# Problem statement
Pull every line of the entries that has the word "formed".

[Collected data entries]
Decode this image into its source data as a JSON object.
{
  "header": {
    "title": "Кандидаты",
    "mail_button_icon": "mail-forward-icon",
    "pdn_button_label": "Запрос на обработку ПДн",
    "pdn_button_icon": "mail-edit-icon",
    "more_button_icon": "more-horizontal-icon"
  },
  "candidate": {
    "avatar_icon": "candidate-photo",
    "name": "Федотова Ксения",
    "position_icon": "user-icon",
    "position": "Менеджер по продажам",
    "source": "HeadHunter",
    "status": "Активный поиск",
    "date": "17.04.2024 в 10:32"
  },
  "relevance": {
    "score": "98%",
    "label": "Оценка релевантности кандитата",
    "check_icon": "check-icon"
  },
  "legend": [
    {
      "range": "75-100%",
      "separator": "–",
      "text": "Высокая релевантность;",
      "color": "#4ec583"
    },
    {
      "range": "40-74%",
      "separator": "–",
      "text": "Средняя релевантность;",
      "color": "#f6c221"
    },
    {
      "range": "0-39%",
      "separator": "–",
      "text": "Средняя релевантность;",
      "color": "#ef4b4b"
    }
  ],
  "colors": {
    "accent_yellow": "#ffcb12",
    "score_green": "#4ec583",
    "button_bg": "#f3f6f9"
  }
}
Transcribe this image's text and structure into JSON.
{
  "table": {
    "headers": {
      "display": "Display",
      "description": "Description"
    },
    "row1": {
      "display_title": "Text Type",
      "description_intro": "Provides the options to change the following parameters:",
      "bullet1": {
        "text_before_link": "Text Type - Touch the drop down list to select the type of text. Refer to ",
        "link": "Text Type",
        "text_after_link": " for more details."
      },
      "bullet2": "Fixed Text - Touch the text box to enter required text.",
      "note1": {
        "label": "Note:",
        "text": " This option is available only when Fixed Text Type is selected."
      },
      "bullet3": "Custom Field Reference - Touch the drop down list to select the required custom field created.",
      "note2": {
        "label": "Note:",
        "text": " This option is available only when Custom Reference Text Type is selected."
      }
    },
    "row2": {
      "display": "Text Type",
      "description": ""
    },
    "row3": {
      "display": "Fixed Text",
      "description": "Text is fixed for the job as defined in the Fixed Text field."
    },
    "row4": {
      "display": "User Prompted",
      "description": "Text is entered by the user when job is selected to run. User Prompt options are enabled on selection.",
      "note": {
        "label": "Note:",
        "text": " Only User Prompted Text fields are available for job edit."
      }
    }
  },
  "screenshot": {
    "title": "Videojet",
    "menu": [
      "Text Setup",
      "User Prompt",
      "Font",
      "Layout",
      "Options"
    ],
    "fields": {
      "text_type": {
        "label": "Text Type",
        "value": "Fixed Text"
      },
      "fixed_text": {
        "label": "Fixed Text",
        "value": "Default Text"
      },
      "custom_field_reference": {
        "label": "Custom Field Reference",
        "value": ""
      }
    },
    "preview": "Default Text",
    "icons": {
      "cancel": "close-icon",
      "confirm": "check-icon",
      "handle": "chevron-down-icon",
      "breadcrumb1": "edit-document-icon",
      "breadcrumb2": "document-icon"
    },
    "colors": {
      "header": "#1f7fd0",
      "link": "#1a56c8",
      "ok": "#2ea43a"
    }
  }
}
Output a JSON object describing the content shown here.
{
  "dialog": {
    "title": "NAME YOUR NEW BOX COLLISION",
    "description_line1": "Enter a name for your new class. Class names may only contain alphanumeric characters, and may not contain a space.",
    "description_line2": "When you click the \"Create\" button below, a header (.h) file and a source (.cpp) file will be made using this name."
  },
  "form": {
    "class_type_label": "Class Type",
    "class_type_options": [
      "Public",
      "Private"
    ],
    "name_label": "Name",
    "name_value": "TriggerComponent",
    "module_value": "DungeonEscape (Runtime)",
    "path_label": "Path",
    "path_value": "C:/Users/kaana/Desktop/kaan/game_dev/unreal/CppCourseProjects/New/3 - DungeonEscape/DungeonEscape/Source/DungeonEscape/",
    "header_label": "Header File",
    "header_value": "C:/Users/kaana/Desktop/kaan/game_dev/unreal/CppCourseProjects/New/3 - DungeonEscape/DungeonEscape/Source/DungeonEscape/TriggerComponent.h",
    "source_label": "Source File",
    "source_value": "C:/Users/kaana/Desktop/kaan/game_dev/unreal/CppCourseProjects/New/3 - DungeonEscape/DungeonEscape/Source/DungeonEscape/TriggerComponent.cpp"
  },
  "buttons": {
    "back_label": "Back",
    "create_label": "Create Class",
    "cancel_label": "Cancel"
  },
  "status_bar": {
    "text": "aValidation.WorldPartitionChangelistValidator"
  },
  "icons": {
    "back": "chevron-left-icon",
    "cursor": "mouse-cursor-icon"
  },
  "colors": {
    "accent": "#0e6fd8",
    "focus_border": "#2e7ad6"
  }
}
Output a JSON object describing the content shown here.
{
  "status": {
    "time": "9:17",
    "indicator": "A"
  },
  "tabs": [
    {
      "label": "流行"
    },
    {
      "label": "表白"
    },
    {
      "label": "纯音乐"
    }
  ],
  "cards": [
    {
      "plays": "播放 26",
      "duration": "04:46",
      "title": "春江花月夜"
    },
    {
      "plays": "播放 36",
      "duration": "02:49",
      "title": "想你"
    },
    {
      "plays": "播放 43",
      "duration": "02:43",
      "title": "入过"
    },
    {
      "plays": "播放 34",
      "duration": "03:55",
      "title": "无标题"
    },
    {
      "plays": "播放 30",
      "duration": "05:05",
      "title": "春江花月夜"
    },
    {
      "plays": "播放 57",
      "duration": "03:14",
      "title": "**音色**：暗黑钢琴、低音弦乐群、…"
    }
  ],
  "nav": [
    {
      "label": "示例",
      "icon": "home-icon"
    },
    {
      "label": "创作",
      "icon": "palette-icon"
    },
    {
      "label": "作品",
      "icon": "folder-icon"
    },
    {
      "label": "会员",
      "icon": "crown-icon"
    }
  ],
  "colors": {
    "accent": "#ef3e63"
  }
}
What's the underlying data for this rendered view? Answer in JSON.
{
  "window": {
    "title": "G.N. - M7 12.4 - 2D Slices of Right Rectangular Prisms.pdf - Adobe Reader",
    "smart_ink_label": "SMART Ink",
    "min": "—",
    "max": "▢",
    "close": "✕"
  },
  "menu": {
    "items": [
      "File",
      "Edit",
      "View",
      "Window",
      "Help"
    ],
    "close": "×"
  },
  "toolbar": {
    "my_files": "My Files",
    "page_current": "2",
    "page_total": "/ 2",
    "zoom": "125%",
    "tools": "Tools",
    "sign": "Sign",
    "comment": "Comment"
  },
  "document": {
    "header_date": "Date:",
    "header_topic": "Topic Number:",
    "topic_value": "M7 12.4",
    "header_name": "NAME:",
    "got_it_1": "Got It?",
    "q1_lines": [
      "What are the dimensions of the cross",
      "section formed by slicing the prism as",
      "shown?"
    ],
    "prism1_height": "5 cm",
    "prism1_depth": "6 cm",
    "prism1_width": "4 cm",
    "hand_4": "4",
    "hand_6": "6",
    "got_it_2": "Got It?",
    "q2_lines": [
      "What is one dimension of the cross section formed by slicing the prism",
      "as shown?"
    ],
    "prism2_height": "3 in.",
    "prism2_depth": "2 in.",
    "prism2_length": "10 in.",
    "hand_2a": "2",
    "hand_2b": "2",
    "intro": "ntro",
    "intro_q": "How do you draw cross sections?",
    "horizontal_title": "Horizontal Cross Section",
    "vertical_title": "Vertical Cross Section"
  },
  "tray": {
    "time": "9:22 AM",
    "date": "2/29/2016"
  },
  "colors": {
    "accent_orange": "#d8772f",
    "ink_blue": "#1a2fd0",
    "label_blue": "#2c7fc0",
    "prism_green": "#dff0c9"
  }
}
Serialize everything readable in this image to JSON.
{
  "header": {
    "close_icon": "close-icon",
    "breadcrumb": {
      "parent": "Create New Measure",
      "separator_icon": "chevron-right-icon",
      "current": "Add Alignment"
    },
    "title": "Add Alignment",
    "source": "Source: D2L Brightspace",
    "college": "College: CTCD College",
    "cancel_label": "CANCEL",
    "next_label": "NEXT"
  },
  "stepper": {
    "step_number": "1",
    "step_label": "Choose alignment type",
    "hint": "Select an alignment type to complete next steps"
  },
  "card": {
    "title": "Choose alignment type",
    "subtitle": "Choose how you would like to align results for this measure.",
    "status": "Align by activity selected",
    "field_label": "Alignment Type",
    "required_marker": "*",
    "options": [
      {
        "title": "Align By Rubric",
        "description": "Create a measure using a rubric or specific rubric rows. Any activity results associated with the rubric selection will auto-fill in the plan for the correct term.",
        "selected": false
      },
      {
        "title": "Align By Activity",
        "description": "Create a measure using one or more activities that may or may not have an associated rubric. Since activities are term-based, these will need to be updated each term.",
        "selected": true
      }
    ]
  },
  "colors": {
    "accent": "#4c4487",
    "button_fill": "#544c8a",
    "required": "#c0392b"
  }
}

# Result below
      "section formed by slicing the prism as",
      "What is one dimension of the cross section formed by slicing the prism",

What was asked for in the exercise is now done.